▶ **INPUT DATA**
┄┄┄┄┄┄
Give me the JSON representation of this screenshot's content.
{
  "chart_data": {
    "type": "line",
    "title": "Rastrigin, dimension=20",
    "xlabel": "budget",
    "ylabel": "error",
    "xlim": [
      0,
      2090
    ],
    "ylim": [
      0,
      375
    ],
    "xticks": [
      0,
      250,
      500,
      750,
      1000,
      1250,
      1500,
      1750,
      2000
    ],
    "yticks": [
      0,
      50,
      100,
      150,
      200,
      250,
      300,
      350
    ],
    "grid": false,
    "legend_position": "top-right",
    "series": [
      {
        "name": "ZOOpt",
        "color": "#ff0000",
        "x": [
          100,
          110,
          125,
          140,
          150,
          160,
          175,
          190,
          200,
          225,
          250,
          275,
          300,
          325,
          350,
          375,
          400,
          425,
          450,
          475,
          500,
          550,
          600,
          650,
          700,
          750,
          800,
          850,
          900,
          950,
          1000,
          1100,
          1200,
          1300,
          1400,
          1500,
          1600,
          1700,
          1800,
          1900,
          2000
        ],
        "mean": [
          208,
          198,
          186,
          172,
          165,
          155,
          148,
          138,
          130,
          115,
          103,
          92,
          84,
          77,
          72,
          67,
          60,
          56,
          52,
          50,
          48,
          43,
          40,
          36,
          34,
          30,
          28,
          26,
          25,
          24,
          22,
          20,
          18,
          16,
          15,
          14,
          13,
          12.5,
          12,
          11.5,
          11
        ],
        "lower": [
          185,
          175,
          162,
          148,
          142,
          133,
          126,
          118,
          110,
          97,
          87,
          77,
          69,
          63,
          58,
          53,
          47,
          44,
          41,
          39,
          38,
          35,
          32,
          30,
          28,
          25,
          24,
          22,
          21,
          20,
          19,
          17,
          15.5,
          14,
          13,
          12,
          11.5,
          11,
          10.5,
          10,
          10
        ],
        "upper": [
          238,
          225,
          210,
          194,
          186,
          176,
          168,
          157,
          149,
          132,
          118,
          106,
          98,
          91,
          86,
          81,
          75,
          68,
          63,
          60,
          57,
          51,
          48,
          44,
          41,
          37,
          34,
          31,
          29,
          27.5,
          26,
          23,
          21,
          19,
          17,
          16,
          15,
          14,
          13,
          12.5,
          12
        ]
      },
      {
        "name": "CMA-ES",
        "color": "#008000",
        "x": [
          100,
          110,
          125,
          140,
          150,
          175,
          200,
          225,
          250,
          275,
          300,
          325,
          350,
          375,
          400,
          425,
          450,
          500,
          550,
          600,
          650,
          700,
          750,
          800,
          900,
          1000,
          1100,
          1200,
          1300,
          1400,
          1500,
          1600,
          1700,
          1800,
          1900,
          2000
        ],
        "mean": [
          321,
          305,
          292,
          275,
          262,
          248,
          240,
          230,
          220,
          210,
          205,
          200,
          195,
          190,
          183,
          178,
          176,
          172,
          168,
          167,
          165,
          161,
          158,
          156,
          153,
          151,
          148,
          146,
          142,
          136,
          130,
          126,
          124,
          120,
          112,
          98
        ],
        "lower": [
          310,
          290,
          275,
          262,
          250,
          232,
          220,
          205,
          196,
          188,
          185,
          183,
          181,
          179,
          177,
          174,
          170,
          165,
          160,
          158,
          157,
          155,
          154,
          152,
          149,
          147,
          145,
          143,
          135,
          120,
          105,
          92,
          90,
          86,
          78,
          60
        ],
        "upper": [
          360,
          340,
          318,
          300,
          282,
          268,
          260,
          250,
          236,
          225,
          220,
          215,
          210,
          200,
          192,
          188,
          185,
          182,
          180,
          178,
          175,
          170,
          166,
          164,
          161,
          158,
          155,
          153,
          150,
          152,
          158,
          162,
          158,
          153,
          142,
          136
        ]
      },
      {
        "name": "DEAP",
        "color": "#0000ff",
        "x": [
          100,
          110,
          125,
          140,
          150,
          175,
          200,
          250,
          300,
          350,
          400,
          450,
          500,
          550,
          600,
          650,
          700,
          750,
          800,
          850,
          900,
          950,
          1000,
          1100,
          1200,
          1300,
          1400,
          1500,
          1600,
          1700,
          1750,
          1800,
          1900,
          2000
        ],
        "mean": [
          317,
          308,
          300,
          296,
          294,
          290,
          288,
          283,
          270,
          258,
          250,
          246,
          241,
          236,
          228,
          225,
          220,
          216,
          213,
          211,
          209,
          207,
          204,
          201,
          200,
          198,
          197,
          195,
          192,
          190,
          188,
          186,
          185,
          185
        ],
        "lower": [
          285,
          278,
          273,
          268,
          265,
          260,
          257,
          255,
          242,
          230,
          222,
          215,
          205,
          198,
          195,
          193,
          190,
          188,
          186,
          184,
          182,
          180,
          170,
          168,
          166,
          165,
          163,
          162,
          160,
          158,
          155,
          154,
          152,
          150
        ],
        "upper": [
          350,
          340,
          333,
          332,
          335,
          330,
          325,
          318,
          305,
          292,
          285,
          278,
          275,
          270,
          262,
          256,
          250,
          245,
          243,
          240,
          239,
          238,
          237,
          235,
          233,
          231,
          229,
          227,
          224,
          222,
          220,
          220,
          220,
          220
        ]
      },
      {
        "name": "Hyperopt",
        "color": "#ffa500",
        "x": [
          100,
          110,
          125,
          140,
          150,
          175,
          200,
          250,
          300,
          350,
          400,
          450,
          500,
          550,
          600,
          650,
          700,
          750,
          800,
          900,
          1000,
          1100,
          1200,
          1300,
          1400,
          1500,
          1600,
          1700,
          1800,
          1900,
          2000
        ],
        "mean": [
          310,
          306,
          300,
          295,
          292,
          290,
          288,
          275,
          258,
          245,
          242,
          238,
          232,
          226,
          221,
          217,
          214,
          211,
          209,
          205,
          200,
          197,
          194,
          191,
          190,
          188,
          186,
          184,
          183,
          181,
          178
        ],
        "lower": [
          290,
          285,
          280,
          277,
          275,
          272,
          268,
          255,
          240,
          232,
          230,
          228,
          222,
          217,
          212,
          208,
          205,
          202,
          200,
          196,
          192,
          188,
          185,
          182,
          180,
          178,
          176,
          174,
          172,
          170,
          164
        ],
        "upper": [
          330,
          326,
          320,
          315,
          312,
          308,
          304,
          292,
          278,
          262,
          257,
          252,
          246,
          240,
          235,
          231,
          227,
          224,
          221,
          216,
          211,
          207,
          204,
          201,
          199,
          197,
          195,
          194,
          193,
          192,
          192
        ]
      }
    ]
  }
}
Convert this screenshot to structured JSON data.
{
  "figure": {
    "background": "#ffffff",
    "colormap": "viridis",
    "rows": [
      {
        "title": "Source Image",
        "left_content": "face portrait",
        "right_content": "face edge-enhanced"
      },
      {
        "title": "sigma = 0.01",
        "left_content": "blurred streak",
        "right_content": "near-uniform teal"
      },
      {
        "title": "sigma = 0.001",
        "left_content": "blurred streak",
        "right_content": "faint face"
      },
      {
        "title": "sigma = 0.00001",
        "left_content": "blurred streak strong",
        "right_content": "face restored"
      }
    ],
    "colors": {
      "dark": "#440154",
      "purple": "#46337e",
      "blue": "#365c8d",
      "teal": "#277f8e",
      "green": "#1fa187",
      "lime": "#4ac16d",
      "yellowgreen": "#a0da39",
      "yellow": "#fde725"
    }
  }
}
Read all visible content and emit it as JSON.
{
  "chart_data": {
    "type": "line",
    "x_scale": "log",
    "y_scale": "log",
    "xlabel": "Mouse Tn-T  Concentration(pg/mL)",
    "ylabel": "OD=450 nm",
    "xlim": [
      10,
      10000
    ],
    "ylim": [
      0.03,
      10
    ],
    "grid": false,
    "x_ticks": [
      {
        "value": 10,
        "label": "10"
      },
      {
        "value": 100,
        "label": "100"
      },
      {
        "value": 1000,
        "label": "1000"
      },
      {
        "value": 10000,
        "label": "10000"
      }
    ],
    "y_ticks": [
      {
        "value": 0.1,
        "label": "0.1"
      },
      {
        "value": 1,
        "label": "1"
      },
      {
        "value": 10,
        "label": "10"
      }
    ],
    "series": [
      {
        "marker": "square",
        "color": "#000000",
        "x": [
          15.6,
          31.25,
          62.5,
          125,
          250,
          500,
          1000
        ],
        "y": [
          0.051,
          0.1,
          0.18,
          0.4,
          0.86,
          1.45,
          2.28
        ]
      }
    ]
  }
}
┄┄┄┄┄┄
Return only the lines running from the line with "Read all visible content and emit it as JSON." to the last line of the records, both included, exactly as written.

Read all visible content and emit it as JSON.
{
  "chart_data": {
    "type": "line",
    "x_scale": "log",
    "y_scale": "log",
    "xlabel": "Mouse Tn-T  Concentration(pg/mL)",
    "ylabel": "OD=450 nm",
    "xlim": [
      10,
      10000
    ],
    "ylim": [
      0.03,
      10
    ],
    "grid": false,
    "x_ticks": [
      {
        "value": 10,
        "label": "10"
      },
      {
        "value": 100,
        "label": "100"
      },
      {
        "value": 1000,
        "label": "1000"
      },
      {
        "value": 10000,
        "label": "10000"
      }
    ],
    "y_ticks": [
      {
        "value": 0.1,
        "label": "0.1"
      },
      {
        "value": 1,
        "label": "1"
      },
      {
        "value": 10,
        "label": "10"
      }
    ],
    "series": [
      {
        "marker": "square",
        "color": "#000000",
        "x": [
          15.6,
          31.25,
          62.5,
          125,
          250,
          500,
          1000
        ],
        "y": [
          0.051,
          0.1,
          0.18,
          0.4,
          0.86,
          1.45,
          2.28
        ]
      }
    ]
  }
}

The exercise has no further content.